======== MATERIAL SUPPLIED ========

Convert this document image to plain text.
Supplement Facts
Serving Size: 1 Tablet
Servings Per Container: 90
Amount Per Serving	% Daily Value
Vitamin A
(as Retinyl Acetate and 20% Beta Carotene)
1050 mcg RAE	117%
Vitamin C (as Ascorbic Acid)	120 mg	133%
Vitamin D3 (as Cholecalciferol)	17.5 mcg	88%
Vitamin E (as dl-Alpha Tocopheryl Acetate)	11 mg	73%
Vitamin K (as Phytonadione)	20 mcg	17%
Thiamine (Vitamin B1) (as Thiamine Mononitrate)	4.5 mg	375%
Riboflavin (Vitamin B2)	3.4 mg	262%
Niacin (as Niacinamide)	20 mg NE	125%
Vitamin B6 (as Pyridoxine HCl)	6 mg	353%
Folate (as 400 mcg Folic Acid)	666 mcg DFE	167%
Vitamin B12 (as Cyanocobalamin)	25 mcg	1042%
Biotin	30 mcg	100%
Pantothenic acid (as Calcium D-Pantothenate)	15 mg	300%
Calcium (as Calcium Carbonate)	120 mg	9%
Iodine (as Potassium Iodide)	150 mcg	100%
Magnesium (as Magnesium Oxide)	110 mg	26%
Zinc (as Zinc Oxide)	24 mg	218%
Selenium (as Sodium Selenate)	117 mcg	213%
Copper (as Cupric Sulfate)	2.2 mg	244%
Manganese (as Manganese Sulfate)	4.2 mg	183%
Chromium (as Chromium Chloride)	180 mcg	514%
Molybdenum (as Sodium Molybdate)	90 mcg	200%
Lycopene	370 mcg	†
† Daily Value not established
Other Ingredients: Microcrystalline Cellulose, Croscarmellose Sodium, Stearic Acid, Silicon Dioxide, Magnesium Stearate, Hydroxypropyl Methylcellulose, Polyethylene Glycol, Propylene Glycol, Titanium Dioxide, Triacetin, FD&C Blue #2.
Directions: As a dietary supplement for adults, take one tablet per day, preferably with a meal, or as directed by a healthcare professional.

========

• THE PROBLEM
Print all of the entries exactly as they appear.

• RESULT OF THE EXERCISE
Convert this document image to plain text.
Supplement Facts
Serving Size: 1 Tablet
Servings Per Container: 90
Amount Per Serving	% Daily Value
Vitamin A
(as Retinyl Acetate and 20% Beta Carotene)
1050 mcg RAE	117%
Vitamin C (as Ascorbic Acid)	120 mg	133%
Vitamin D3 (as Cholecalciferol)	17.5 mcg	88%
Vitamin E (as dl-Alpha Tocopheryl Acetate)	11 mg	73%
Vitamin K (as Phytonadione)	20 mcg	17%
Thiamine (Vitamin B1) (as Thiamine Mononitrate)	4.5 mg	375%
Riboflavin (Vitamin B2)	3.4 mg	262%
Niacin (as Niacinamide)	20 mg NE	125%
Vitamin B6 (as Pyridoxine HCl)	6 mg	353%
Folate (as 400 mcg Folic Acid)	666 mcg DFE	167%
Vitamin B12 (as Cyanocobalamin)	25 mcg	1042%
Biotin	30 mcg	100%
Pantothenic acid (as Calcium D-Pantothenate)	15 mg	300%
Calcium (as Calcium Carbonate)	120 mg	9%
Iodine (as Potassium Iodide)	150 mcg	100%
Magnesium (as Magnesium Oxide)	110 mg	26%
Zinc (as Zinc Oxide)	24 mg	218%
Selenium (as Sodium Selenate)	117 mcg	213%
Copper (as Cupric Sulfate)	2.2 mg	244%
Manganese (as Manganese Sulfate)	4.2 mg	183%
Chromium (as Chromium Chloride)	180 mcg	514%
Molybdenum (as Sodium Molybdate)	90 mcg	200%
Lycopene	370 mcg	†
† Daily Value not established
Other Ingredients: Microcrystalline Cellulose, Croscarmellose Sodium, Stearic Acid, Silicon Dioxide, Magnesium Stearate, Hydroxypropyl Methylcellulose, Polyethylene Glycol, Propylene Glycol, Titanium Dioxide, Triacetin, FD&C Blue #2.
Directions: As a dietary supplement for adults, take one tablet per day, preferably with a meal, or as directed by a healthcare professional.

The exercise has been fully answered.